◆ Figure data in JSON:
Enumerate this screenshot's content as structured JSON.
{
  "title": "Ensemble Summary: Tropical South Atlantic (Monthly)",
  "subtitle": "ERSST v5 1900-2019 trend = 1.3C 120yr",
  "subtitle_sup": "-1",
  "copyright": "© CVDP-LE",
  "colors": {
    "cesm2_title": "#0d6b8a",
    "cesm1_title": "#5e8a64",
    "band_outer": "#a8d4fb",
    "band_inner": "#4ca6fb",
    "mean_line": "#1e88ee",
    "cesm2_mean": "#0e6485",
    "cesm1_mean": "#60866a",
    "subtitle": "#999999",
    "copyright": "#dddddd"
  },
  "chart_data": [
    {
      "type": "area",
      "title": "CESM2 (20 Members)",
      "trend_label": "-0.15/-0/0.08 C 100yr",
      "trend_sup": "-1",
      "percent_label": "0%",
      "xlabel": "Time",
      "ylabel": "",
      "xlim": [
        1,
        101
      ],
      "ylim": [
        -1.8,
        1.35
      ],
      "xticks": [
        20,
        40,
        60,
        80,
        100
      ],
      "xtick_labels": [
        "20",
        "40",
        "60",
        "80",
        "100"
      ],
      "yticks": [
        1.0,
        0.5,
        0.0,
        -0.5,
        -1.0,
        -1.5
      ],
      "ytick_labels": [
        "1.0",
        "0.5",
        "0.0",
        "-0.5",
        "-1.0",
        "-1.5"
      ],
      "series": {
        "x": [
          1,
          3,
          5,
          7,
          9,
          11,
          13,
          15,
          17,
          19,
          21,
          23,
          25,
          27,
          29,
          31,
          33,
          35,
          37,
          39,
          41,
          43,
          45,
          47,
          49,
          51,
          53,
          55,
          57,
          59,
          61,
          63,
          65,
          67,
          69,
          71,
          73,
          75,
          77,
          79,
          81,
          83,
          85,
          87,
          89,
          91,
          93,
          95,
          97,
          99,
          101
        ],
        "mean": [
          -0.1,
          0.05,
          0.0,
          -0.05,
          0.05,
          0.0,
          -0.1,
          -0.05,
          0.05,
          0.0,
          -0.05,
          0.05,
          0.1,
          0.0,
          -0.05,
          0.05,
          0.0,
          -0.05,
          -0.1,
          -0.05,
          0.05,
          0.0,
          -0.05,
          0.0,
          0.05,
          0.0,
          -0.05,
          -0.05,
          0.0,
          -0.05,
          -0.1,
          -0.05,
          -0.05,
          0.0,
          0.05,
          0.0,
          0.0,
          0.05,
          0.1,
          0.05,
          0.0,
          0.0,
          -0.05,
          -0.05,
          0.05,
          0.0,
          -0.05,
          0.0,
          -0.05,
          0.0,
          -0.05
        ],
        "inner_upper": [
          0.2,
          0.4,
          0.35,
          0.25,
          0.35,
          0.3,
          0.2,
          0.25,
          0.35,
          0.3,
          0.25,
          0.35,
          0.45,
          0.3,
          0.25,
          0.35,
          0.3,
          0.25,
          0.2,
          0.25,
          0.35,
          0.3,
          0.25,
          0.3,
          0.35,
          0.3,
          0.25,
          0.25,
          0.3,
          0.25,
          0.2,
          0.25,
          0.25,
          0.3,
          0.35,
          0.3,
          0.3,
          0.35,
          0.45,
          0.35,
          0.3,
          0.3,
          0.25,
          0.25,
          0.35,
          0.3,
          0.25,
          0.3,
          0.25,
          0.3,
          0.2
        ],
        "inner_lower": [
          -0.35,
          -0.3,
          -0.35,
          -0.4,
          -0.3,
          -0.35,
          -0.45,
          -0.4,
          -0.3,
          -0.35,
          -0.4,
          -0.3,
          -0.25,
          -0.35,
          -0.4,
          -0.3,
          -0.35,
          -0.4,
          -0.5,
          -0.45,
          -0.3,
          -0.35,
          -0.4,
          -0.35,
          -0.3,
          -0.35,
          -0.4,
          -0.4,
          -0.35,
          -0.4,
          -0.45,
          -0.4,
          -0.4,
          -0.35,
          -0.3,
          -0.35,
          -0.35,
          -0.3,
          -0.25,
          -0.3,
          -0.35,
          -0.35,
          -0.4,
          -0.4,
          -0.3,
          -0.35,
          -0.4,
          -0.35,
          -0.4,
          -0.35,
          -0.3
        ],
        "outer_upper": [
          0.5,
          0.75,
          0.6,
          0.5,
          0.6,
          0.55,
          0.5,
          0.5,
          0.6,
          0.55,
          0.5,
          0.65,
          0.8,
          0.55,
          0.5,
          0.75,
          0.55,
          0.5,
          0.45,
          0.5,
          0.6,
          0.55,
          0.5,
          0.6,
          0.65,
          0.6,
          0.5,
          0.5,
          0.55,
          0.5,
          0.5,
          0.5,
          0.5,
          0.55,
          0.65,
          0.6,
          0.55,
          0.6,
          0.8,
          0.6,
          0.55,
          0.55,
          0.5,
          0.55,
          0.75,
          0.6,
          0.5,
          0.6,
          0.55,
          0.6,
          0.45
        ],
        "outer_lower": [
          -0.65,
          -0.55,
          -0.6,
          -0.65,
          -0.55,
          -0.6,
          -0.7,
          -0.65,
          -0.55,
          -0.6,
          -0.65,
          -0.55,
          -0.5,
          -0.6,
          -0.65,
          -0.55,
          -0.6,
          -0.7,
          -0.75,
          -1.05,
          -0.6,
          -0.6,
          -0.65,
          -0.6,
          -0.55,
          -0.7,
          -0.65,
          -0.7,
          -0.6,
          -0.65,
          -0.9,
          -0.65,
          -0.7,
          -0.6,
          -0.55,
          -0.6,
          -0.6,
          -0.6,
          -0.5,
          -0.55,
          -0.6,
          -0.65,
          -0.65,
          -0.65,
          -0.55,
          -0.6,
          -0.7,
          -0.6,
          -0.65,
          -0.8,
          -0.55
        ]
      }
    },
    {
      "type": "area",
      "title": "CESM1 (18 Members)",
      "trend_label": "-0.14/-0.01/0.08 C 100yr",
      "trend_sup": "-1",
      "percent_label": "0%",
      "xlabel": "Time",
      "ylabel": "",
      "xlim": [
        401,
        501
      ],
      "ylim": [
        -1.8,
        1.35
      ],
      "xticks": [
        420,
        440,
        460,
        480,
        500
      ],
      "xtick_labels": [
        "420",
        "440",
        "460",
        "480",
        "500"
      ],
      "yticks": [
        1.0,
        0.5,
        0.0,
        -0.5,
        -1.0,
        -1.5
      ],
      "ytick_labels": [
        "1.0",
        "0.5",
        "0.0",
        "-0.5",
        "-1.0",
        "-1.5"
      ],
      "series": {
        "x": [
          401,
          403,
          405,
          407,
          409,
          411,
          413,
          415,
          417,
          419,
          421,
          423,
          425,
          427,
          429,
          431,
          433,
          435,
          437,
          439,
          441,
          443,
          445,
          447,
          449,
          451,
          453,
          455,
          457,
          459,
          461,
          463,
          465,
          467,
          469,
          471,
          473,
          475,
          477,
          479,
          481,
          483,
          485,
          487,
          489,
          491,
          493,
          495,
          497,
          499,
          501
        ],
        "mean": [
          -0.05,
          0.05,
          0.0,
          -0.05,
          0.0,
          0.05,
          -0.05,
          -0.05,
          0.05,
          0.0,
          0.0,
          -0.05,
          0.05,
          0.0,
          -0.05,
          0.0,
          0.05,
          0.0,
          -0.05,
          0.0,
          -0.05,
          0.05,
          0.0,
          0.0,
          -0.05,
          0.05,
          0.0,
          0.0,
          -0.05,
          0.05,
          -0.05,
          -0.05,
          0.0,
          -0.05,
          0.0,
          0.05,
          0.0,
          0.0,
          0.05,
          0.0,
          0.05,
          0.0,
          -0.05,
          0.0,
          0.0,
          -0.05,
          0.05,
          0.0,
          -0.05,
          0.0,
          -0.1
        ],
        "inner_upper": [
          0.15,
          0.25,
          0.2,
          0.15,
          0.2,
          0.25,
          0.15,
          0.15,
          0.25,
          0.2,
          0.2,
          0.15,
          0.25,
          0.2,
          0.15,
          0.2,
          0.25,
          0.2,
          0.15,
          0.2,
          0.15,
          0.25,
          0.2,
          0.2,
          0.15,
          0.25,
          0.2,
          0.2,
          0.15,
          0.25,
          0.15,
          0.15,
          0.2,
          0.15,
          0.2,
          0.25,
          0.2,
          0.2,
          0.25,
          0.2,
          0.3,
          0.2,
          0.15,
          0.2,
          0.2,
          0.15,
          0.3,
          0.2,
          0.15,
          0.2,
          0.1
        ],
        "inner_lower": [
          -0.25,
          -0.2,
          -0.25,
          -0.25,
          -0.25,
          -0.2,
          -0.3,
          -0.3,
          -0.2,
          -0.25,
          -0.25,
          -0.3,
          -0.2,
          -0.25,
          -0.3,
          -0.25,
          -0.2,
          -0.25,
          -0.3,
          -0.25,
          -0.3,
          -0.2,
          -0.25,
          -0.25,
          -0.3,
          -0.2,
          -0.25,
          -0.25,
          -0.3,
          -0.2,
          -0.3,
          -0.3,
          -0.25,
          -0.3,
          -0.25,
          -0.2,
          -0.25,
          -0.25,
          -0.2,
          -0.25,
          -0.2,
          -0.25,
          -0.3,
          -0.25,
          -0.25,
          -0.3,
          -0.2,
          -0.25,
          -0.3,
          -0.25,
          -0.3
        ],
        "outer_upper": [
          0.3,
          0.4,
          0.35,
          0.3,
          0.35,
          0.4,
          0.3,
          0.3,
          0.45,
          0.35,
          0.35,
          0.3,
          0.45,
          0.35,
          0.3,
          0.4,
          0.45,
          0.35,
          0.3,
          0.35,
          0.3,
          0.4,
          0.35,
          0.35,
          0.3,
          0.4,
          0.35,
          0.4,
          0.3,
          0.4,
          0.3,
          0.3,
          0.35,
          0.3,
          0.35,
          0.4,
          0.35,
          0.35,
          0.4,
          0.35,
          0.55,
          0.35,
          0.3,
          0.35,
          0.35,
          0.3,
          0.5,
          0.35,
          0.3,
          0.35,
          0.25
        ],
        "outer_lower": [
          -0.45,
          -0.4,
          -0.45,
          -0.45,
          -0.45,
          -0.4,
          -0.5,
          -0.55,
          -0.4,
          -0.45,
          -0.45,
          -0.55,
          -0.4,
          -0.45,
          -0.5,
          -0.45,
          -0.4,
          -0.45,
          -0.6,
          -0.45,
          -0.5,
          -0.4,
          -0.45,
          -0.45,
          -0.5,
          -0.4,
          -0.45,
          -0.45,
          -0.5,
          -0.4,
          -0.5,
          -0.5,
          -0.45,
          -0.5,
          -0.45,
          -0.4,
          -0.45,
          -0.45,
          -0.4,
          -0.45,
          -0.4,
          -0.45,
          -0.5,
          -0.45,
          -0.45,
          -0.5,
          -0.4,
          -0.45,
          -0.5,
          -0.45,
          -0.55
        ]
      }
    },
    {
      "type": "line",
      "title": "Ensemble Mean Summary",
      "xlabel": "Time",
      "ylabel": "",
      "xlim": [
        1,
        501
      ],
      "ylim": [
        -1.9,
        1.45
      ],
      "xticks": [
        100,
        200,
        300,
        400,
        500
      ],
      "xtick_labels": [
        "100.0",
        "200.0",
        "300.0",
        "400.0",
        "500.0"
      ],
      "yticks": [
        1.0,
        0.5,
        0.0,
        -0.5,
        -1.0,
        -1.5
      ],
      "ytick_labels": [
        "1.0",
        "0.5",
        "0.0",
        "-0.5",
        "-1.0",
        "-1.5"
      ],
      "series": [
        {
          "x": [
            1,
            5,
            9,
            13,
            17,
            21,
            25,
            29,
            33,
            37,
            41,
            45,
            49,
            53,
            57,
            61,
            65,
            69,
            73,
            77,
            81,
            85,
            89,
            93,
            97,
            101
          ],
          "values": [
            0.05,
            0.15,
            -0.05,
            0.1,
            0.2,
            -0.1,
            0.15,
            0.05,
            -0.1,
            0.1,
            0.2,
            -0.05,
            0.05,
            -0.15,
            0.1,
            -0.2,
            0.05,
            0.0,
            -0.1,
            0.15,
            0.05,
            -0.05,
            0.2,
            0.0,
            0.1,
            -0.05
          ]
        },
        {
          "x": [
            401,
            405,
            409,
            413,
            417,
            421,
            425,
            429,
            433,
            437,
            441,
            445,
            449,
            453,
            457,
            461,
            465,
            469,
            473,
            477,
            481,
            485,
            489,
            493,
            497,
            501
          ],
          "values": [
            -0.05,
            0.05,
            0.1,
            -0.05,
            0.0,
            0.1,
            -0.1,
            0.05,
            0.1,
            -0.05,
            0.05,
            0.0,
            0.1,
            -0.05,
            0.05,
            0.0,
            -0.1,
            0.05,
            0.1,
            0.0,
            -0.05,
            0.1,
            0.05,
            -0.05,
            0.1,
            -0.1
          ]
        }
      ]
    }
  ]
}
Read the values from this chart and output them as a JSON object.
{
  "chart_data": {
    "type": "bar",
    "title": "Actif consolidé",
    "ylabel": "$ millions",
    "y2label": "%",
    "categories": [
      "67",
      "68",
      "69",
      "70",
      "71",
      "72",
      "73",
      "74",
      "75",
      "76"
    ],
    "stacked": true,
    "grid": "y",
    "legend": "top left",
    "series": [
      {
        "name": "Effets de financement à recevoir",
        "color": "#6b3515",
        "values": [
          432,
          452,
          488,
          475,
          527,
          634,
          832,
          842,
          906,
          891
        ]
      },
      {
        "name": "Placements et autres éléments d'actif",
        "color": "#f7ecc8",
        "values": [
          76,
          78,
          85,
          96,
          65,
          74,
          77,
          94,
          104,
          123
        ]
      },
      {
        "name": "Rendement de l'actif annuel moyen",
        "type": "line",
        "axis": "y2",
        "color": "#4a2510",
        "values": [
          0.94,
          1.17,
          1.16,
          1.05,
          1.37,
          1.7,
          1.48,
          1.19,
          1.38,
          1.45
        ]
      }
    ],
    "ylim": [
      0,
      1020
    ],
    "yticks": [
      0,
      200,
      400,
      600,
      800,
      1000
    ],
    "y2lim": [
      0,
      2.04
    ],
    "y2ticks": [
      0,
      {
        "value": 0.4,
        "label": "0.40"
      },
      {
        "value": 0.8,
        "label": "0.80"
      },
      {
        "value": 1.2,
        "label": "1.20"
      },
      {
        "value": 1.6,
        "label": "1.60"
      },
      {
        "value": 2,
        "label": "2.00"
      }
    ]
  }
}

◆ GOAL:
Quote the line that contains "Read the values" and each line after it through the end of the data, exactly, leaving out everything else.

◆ WORKED SOLUTION:
Read the values from this chart and output them as a JSON object.
{
  "chart_data": {
    "type": "bar",
    "title": "Actif consolidé",
    "ylabel": "$ millions",
    "y2label": "%",
    "categories": [
      "67",
      "68",
      "69",
      "70",
      "71",
      "72",
      "73",
      "74",
      "75",
      "76"
    ],
    "stacked": true,
    "grid": "y",
    "legend": "top left",
    "series": [
      {
        "name": "Effets de financement à recevoir",
        "color": "#6b3515",
        "values": [
          432,
          452,
          488,
          475,
          527,
          634,
          832,
          842,
          906,
          891
        ]
      },
      {
        "name": "Placements et autres éléments d'actif",
        "color": "#f7ecc8",
        "values": [
          76,
          78,
          85,
          96,
          65,
          74,
          77,
          94,
          104,
          123
        ]
      },
      {
        "name": "Rendement de l'actif annuel moyen",
        "type": "line",
        "axis": "y2",
        "color": "#4a2510",
        "values": [
          0.94,
          1.17,
          1.16,
          1.05,
          1.37,
          1.7,
          1.48,
          1.19,
          1.38,
          1.45
        ]
      }
    ],
    "ylim": [
      0,
      1020
    ],
    "yticks": [
      0,
      200,
      400,
      600,
      800,
      1000
    ],
    "y2lim": [
      0,
      2.04
    ],
    "y2ticks": [
      0,
      {
        "value": 0.4,
        "label": "0.40"
      },
      {
        "value": 0.8,
        "label": "0.80"
      },
      {
        "value": 1.2,
        "label": "1.20"
      },
      {
        "value": 1.6,
        "label": "1.60"
      },
      {
        "value": 2,
        "label": "2.00"
      }
    ]
  }
}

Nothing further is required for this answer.